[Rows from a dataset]
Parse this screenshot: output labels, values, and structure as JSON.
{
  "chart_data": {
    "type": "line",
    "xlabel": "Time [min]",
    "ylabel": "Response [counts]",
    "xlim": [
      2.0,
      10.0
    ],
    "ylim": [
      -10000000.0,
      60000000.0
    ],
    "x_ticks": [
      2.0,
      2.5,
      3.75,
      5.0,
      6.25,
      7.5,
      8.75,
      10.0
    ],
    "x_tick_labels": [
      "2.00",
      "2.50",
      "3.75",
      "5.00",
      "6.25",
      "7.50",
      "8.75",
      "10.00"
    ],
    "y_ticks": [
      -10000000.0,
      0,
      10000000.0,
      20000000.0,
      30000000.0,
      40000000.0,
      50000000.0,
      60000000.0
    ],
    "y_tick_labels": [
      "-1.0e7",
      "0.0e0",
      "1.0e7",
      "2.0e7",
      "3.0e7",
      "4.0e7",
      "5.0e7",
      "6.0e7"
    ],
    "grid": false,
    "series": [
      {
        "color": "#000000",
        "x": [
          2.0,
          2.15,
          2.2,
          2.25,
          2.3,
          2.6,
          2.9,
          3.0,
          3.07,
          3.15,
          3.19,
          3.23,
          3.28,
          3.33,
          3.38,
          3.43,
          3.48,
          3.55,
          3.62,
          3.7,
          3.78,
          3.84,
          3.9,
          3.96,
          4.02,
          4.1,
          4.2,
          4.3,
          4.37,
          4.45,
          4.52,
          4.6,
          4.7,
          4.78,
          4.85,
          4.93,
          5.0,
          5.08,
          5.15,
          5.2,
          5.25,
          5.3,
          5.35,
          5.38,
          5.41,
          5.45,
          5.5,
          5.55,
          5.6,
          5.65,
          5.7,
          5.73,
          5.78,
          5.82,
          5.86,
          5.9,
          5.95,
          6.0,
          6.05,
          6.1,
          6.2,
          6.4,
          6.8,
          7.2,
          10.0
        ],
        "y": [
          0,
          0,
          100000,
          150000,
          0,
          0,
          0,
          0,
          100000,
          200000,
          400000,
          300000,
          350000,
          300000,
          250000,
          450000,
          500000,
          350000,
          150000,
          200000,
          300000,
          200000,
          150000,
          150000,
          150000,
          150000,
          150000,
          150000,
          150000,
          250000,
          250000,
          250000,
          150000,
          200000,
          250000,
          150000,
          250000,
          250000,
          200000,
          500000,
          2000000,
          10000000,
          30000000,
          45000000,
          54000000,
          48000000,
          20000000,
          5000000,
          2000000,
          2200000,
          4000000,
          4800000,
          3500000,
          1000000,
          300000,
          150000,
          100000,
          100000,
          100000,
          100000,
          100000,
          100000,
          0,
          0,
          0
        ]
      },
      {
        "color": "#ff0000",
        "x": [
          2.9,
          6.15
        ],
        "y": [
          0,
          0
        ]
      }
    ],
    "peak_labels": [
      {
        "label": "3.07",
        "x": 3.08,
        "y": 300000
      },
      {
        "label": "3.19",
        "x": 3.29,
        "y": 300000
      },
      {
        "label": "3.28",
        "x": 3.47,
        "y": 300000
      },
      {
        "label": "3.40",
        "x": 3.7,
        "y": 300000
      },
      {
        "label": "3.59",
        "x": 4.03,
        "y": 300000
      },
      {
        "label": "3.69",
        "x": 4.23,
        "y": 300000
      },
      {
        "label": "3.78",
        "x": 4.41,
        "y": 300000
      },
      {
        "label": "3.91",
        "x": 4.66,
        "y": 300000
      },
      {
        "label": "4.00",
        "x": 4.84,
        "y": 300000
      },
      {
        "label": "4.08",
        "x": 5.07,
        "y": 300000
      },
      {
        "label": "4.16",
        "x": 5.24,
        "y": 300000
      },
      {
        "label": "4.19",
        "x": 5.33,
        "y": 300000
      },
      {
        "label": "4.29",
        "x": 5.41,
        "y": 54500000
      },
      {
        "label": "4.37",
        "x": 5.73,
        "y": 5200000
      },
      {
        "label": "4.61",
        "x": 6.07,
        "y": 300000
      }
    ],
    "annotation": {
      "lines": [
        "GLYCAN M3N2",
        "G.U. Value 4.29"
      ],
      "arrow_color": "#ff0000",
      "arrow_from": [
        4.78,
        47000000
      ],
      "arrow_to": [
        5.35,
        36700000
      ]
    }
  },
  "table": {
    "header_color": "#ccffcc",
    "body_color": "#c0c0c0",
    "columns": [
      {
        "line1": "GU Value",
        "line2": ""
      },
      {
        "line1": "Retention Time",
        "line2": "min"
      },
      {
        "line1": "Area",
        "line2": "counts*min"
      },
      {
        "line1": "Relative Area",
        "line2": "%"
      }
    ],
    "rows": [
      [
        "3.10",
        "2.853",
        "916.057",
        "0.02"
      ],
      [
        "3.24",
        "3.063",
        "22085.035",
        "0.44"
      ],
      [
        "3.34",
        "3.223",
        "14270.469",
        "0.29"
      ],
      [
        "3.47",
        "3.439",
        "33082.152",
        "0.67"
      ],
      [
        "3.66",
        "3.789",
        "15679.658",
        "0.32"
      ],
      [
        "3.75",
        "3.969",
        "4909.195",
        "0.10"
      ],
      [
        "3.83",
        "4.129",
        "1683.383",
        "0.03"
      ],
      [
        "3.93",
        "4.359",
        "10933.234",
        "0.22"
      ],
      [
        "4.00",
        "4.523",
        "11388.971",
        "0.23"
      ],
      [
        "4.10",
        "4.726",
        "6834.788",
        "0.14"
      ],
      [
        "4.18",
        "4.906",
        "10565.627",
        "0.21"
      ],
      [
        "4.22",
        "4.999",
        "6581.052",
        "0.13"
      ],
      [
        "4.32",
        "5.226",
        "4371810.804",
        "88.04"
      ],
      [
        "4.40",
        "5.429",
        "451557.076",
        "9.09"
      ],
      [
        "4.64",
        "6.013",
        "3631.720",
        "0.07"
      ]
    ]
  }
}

# [What the exercise asks]
Reproduce the listing shown above in its entirety, exactly.

# [Correct result]
Parse this screenshot: output labels, values, and structure as JSON.
{
  "chart_data": {
    "type": "line",
    "xlabel": "Time [min]",
    "ylabel": "Response [counts]",
    "xlim": [
      2.0,
      10.0
    ],
    "ylim": [
      -10000000.0,
      60000000.0
    ],
    "x_ticks": [
      2.0,
      2.5,
      3.75,
      5.0,
      6.25,
      7.5,
      8.75,
      10.0
    ],
    "x_tick_labels": [
      "2.00",
      "2.50",
      "3.75",
      "5.00",
      "6.25",
      "7.50",
      "8.75",
      "10.00"
    ],
    "y_ticks": [
      -10000000.0,
      0,
      10000000.0,
      20000000.0,
      30000000.0,
      40000000.0,
      50000000.0,
      60000000.0
    ],
    "y_tick_labels": [
      "-1.0e7",
      "0.0e0",
      "1.0e7",
      "2.0e7",
      "3.0e7",
      "4.0e7",
      "5.0e7",
      "6.0e7"
    ],
    "grid": false,
    "series": [
      {
        "color": "#000000",
        "x": [
          2.0,
          2.15,
          2.2,
          2.25,
          2.3,
          2.6,
          2.9,
          3.0,
          3.07,
          3.15,
          3.19,
          3.23,
          3.28,
          3.33,
          3.38,
          3.43,
          3.48,
          3.55,
          3.62,
          3.7,
          3.78,
          3.84,
          3.9,
          3.96,
          4.02,
          4.1,
          4.2,
          4.3,
          4.37,
          4.45,
          4.52,
          4.6,
          4.7,
          4.78,
          4.85,
          4.93,
          5.0,
          5.08,
          5.15,
          5.2,
          5.25,
          5.3,
          5.35,
          5.38,
          5.41,
          5.45,
          5.5,
          5.55,
          5.6,
          5.65,
          5.7,
          5.73,
          5.78,
          5.82,
          5.86,
          5.9,
          5.95,
          6.0,
          6.05,
          6.1,
          6.2,
          6.4,
          6.8,
          7.2,
          10.0
        ],
        "y": [
          0,
          0,
          100000,
          150000,
          0,
          0,
          0,
          0,
          100000,
          200000,
          400000,
          300000,
          350000,
          300000,
          250000,
          450000,
          500000,
          350000,
          150000,
          200000,
          300000,
          200000,
          150000,
          150000,
          150000,
          150000,
          150000,
          150000,
          150000,
          250000,
          250000,
          250000,
          150000,
          200000,
          250000,
          150000,
          250000,
          250000,
          200000,
          500000,
          2000000,
          10000000,
          30000000,
          45000000,
          54000000,
          48000000,
          20000000,
          5000000,
          2000000,
          2200000,
          4000000,
          4800000,
          3500000,
          1000000,
          300000,
          150000,
          100000,
          100000,
          100000,
          100000,
          100000,
          100000,
          0,
          0,
          0
        ]
      },
      {
        "color": "#ff0000",
        "x": [
          2.9,
          6.15
        ],
        "y": [
          0,
          0
        ]
      }
    ],
    "peak_labels": [
      {
        "label": "3.07",
        "x": 3.08,
        "y": 300000
      },
      {
        "label": "3.19",
        "x": 3.29,
        "y": 300000
      },
      {
        "label": "3.28",
        "x": 3.47,
        "y": 300000
      },
      {
        "label": "3.40",
        "x": 3.7,
        "y": 300000
      },
      {
        "label": "3.59",
        "x": 4.03,
        "y": 300000
      },
      {
        "label": "3.69",
        "x": 4.23,
        "y": 300000
      },
      {
        "label": "3.78",
        "x": 4.41,
        "y": 300000
      },
      {
        "label": "3.91",
        "x": 4.66,
        "y": 300000
      },
      {
        "label": "4.00",
        "x": 4.84,
        "y": 300000
      },
      {
        "label": "4.08",
        "x": 5.07,
        "y": 300000
      },
      {
        "label": "4.16",
        "x": 5.24,
        "y": 300000
      },
      {
        "label": "4.19",
        "x": 5.33,
        "y": 300000
      },
      {
        "label": "4.29",
        "x": 5.41,
        "y": 54500000
      },
      {
        "label": "4.37",
        "x": 5.73,
        "y": 5200000
      },
      {
        "label": "4.61",
        "x": 6.07,
        "y": 300000
      }
    ],
    "annotation": {
      "lines": [
        "GLYCAN M3N2",
        "G.U. Value 4.29"
      ],
      "arrow_color": "#ff0000",
      "arrow_from": [
        4.78,
        47000000
      ],
      "arrow_to": [
        5.35,
        36700000
      ]
    }
  },
  "table": {
    "header_color": "#ccffcc",
    "body_color": "#c0c0c0",
    "columns": [
      {
        "line1": "GU Value",
        "line2": ""
      },
      {
        "line1": "Retention Time",
        "line2": "min"
      },
      {
        "line1": "Area",
        "line2": "counts*min"
      },
      {
        "line1": "Relative Area",
        "line2": "%"
      }
    ],
    "rows": [
      [
        "3.10",
        "2.853",
        "916.057",
        "0.02"
      ],
      [
        "3.24",
        "3.063",
        "22085.035",
        "0.44"
      ],
      [
        "3.34",
        "3.223",
        "14270.469",
        "0.29"
      ],
      [
        "3.47",
        "3.439",
        "33082.152",
        "0.67"
      ],
      [
        "3.66",
        "3.789",
        "15679.658",
        "0.32"
      ],
      [
        "3.75",
        "3.969",
        "4909.195",
        "0.10"
      ],
      [
        "3.83",
        "4.129",
        "1683.383",
        "0.03"
      ],
      [
        "3.93",
        "4.359",
        "10933.234",
        "0.22"
      ],
      [
        "4.00",
        "4.523",
        "11388.971",
        "0.23"
      ],
      [
        "4.10",
        "4.726",
        "6834.788",
        "0.14"
      ],
      [
        "4.18",
        "4.906",
        "10565.627",
        "0.21"
      ],
      [
        "4.22",
        "4.999",
        "6581.052",
        "0.13"
      ],
      [
        "4.32",
        "5.226",
        "4371810.804",
        "88.04"
      ],
      [
        "4.40",
        "5.429",
        "451557.076",
        "9.09"
      ],
      [
        "4.64",
        "6.013",
        "3631.720",
        "0.07"
      ]
    ]
  }
}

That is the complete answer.